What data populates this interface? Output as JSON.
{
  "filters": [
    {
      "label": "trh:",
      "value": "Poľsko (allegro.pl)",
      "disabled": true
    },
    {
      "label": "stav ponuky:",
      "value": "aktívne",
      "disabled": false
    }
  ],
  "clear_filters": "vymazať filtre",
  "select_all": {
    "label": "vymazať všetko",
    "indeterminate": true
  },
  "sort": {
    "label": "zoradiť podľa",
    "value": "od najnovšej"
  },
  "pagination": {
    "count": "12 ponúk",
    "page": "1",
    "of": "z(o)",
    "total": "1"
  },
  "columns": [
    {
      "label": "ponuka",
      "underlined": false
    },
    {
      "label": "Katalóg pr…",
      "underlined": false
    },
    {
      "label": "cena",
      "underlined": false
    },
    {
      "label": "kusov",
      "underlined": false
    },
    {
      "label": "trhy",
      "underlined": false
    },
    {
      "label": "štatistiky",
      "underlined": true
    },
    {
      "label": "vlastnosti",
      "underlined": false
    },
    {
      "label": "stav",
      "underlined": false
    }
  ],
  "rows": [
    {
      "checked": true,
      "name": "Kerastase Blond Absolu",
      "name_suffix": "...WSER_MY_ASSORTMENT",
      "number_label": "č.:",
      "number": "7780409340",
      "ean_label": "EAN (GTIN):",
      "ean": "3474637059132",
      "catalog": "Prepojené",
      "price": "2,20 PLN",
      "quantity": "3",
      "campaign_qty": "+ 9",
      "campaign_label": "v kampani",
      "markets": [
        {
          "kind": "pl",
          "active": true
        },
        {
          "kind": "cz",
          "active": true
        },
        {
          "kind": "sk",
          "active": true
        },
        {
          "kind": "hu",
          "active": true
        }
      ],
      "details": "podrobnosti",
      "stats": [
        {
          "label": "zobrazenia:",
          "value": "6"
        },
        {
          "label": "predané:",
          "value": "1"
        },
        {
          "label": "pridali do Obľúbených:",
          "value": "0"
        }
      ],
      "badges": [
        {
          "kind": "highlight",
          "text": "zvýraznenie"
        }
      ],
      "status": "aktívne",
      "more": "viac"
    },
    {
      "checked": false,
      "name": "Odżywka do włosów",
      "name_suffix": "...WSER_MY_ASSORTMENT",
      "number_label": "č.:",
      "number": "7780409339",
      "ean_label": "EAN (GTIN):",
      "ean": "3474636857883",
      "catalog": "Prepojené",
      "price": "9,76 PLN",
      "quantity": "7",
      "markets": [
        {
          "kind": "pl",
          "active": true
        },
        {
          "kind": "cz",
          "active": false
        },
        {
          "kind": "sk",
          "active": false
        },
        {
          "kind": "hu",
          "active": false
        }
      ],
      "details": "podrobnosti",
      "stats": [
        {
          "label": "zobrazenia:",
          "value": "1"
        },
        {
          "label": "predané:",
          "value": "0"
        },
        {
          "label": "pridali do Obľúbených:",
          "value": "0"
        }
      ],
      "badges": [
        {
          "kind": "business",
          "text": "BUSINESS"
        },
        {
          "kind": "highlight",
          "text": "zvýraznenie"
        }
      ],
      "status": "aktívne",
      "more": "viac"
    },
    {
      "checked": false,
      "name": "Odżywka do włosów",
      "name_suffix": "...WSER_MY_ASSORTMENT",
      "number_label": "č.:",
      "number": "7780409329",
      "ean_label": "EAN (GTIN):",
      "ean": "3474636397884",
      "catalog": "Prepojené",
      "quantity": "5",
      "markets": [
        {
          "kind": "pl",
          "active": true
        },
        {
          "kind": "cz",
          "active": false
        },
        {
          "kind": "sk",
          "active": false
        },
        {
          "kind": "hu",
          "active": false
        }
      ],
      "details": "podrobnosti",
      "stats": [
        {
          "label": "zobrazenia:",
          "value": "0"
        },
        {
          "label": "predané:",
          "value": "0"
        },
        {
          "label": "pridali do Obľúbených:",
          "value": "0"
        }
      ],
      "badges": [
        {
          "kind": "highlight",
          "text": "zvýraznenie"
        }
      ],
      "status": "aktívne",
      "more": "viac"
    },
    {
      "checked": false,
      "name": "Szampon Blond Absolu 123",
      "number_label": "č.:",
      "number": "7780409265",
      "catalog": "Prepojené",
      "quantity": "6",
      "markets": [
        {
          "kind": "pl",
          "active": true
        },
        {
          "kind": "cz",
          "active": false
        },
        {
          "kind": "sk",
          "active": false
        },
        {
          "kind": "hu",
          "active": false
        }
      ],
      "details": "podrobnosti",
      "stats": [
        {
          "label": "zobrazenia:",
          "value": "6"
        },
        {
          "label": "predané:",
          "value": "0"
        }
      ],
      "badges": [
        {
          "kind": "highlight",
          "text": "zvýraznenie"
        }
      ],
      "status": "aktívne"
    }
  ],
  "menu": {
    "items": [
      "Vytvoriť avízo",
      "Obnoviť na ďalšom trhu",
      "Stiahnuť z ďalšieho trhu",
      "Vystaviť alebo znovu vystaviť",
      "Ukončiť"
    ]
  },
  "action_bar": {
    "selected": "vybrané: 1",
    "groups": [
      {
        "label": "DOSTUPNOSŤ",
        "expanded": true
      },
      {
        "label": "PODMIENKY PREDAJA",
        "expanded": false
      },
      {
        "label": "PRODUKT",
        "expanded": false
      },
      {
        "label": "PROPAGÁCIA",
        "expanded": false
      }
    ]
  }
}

━━━━━━

Copy out every line in the entries above that holds "quantity".

→ **Correct output**:
      "quantity": "3",
      "quantity": "7",
      "quantity": "5",
      "quantity": "6",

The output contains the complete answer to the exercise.